*PASSAGE SHOWN*.

[start]

Meet the Winner of NAR's iOi Pitch Battle

It all started with Software-as-a-Service (SaaS).  Technology companies realized that instead of charging clients huge amounts of capital for expensive hardware, and large upfront fees for costly software that needed to be loaded on dedicated machines, they could license their solutions on a centrally hosted platform via a subscription basis.  SaaS was a game changer, not only for large enterprises, but also for anyone interested in starting a business.  The cost of IT infrastructure was a barrier for many entrepreneurs.  An additional hurdle was the need for a full IT staff to manage all of the company's technology.  Besides the benefits that SaaS affords to customers, the upside to the SaaS provider is a constant stream of recurring revenue.  Not only does revenue come in month-after-month, but the enterprise valuation for subscription revenue dwarfs the valuation for companies whose revenue is made up of one-time purchases.  It also increases their TAM by creating affordable solutions for companies without the financial means to deploy huge sums of upfront capital.  SaaS has made it possible for anyone with an idea and a computer to get their business off the ground.

In recent years, we have seen an explosion of really interesting companies marketing XXX-as-a-Service solutions:  Cars-as-a-Service, Gaming-as-a-Service, Space-as-a-Service, Delivery-as-a-Service....  The list grows every day, and the common thread for all of these offerings are tech enabled businesses that license their service on a subscription basis (usually based on the number of users).

In the real estate industry, we are starting to see dozens of Space-as-a-Service providers.  The concept makes perfect sense.  Instead of signing a 15-year lease when you have no idea what your headcount is going to look like in the next 12 months, or instead of committing to a lease in a new market before you have tested it, companies can book space on an as-needed basis.  Whether you need space for a year, a month, a week, a day or an hour, there are a variety of Space-as-Service providers that can meet your unique needs.  As companies shift to either a hybrid workforce, or a remote first strategy, the need for these services is going to accelerate.

[end]

*DATA SECTION*.
[start]

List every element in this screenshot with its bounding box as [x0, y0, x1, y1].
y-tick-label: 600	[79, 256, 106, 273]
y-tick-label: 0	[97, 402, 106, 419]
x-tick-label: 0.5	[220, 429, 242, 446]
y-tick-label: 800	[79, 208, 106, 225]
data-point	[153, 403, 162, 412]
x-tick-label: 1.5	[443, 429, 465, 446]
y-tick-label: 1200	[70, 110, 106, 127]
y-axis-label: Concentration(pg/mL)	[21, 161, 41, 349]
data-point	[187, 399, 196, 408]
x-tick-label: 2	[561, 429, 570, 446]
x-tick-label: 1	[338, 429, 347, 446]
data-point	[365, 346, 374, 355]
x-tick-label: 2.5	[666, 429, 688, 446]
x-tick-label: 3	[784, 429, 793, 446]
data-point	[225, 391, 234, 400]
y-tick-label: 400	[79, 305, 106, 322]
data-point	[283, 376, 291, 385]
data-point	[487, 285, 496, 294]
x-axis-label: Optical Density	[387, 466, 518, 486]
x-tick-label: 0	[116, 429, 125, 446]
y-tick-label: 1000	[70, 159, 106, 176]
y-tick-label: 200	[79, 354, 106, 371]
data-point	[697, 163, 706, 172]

[end]

*WHAT IS ASKED*.
A. Using the SaaS article above, decide whether each statement agrees with it. Answer yes or no for each, and quote the exact words of the article that decide it.
(i) SaaS providers gain a constant stream of recurring revenue.
(ii) Subscription services are usually priced by the amount of storage used.
(iii) The need for Space-as-a-Service will slow as companies move to hybrid or remote-first work.
B. Answer these questions from the SaaS article above.
(i) Besides the cost of IT infrastructure, what additional hurdle did entrepreneurs face?
(ii) Which four XXX-as-a-Service solutions does the article list by name?
(iii) How long is the lease that the article contrasts with booking space as needed?
C. From the SaaS article above, write out the passage from "In the real" to "going to accelerate." with no changes.

*THE REPLIES*.
A.
(i) Yes: "the upside to the SaaS provider is a constant stream of recurring revenue"
(ii) No: "usually based on the number of users"
(iii) No: "As companies shift to either a hybrid workforce, or a remote first strategy, the need for these services is going to accelerate."

B.
(i) The need for a full IT staff to manage all of the company's technology.
(ii) Cars-as-a-Service, Gaming-as-a-Service, Space-as-a-Service and Delivery-as-a-Service.
(iii) 15 years.

C.
In the real estate industry, we are starting to see dozens of Space-as-a-Service providers.  The concept makes perfect sense.  Instead of signing a 15-year lease when you have no idea what your headcount is going to look like in the next 12 months, or instead of committing to a lease in a new market before you have tested it, companies can book space on an as-needed basis.  Whether you need space for a year, a month, a week, a day or an hour, there are a variety of Space-as-Service providers that can meet your unique needs.  As companies shift to either a hybrid workforce, or a remote first strategy, the need for these services is going to accelerate.